The exercise: In the listing that follows, count each line containing the string "Mirror" and report only the count.

Record set:
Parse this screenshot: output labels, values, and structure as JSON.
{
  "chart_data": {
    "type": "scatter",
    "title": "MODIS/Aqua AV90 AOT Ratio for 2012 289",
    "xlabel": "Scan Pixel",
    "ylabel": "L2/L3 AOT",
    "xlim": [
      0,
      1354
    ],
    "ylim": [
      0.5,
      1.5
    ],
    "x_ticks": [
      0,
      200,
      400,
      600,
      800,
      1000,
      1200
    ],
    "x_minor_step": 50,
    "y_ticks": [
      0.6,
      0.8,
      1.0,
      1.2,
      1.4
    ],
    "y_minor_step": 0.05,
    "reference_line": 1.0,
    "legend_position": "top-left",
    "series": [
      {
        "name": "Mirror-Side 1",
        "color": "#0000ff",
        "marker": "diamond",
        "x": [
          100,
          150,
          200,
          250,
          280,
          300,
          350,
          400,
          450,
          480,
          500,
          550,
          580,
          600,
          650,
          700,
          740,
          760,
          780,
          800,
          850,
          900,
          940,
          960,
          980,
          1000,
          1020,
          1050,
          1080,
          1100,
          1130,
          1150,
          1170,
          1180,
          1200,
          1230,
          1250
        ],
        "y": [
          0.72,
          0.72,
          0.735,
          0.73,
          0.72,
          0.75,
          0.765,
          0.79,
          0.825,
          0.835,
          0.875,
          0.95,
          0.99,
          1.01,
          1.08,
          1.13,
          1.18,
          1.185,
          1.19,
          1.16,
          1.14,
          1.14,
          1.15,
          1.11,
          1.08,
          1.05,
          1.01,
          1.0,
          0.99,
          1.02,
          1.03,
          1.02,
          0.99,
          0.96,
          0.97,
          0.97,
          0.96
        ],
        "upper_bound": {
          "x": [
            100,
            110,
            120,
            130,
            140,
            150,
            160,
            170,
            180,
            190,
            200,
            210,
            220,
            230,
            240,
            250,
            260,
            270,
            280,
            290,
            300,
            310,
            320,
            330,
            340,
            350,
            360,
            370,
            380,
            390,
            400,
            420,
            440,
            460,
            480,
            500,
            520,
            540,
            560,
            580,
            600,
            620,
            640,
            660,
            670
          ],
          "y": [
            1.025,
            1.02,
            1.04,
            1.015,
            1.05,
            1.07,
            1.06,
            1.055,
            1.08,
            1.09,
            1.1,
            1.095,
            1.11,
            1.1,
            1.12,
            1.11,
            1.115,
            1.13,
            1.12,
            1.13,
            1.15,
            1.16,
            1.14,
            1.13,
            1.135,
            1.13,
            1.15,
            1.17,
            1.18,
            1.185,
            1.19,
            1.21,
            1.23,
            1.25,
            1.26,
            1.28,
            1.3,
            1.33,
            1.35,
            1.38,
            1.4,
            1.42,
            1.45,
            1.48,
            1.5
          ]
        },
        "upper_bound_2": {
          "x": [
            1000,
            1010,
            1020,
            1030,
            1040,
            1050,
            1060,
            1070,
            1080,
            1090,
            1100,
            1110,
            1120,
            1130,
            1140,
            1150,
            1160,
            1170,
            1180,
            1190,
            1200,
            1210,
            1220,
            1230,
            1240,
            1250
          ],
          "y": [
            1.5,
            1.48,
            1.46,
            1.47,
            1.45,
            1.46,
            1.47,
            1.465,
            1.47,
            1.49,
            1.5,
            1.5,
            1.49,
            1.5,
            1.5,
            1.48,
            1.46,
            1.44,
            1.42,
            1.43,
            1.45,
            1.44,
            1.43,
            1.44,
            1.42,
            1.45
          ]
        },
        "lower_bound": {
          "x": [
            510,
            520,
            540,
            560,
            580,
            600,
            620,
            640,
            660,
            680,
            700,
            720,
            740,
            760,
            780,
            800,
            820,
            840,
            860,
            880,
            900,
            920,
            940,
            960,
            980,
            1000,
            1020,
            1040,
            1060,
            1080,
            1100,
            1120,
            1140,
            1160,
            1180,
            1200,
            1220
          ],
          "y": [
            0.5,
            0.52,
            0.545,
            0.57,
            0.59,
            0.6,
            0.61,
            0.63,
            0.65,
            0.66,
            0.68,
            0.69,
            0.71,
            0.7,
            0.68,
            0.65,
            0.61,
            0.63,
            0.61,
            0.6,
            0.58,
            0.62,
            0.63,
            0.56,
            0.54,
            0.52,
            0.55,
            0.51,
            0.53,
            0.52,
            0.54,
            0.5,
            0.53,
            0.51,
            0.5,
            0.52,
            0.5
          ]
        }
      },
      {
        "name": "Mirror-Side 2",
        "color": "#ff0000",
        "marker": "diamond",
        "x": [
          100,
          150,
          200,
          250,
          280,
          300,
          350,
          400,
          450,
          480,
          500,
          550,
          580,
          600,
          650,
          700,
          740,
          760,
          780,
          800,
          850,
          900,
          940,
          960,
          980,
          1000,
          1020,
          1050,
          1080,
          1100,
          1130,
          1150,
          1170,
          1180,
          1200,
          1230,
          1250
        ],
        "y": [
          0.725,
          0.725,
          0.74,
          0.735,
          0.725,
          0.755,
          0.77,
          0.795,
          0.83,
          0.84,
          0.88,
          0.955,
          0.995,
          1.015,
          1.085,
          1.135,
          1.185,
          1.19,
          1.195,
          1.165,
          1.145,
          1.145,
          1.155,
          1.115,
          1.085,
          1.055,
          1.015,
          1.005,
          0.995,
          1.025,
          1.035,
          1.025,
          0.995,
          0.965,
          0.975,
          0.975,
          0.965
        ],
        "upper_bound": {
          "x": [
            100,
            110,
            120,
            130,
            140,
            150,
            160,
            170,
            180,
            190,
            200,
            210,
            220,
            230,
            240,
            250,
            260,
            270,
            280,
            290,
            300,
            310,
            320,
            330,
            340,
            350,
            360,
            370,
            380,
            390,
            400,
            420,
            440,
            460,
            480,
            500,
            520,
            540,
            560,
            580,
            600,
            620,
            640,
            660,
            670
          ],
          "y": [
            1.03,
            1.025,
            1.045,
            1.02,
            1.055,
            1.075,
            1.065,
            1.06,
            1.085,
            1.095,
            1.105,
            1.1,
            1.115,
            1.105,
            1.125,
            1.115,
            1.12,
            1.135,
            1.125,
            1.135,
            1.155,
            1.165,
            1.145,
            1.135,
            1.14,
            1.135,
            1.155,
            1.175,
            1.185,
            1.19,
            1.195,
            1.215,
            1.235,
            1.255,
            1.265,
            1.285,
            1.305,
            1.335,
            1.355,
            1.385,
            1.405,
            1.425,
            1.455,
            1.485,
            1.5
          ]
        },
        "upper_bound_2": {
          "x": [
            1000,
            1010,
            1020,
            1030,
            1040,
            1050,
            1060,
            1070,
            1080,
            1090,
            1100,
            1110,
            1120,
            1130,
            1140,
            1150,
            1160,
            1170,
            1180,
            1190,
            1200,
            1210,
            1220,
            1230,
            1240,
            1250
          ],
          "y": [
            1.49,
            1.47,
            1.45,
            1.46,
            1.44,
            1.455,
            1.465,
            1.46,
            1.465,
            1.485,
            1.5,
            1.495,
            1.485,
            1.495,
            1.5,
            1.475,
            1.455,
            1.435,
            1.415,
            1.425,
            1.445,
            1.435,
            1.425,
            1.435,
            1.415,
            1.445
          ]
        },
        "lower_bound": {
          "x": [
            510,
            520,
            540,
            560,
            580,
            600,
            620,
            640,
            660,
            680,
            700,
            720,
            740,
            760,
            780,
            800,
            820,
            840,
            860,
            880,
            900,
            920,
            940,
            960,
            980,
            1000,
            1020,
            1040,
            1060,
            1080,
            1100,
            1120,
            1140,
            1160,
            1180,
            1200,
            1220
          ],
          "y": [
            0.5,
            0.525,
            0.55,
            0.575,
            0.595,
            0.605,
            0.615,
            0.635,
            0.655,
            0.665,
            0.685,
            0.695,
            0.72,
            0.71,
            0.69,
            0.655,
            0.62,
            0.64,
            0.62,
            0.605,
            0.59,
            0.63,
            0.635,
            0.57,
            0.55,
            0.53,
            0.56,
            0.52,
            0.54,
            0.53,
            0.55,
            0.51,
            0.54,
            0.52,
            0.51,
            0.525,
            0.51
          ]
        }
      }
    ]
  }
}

Exercise response: 2